**What is expected**
Select, from the material below, each line with "value" in it.

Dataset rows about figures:

START

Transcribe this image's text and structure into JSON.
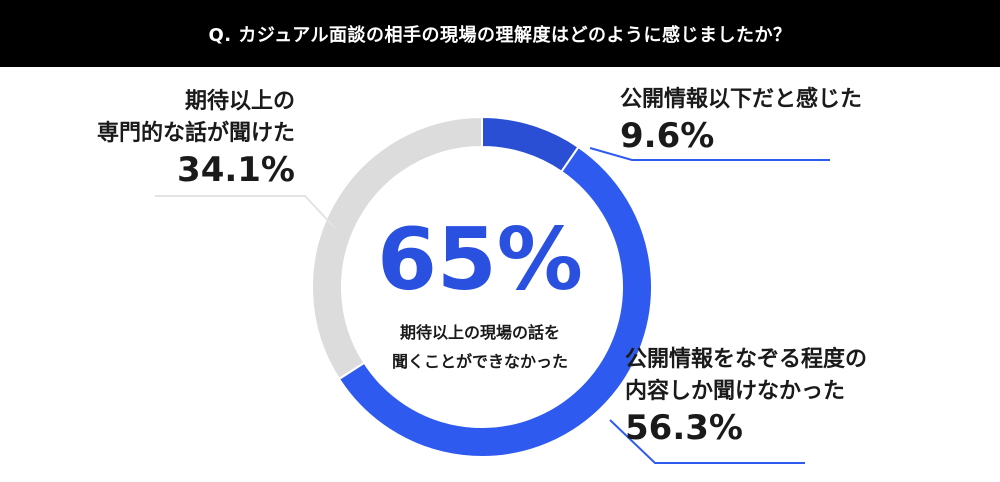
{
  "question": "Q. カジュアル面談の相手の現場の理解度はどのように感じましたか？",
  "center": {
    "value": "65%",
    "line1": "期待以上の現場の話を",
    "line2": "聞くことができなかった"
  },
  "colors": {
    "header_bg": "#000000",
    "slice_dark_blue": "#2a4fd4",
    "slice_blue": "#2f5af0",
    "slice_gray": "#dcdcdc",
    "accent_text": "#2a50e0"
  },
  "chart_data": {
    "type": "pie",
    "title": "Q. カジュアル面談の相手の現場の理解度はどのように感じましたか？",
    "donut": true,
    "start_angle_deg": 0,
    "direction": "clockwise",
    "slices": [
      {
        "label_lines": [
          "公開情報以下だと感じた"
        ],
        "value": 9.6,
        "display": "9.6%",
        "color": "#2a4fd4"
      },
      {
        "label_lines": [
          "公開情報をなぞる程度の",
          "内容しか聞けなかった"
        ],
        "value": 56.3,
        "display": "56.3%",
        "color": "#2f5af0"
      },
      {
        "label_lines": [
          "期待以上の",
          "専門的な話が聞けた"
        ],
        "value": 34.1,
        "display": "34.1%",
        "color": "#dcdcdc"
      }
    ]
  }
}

END

**Full solution**
    "value": "65%",
        "value": 9.6,
        "value": 56.3,
        "value": 34.1,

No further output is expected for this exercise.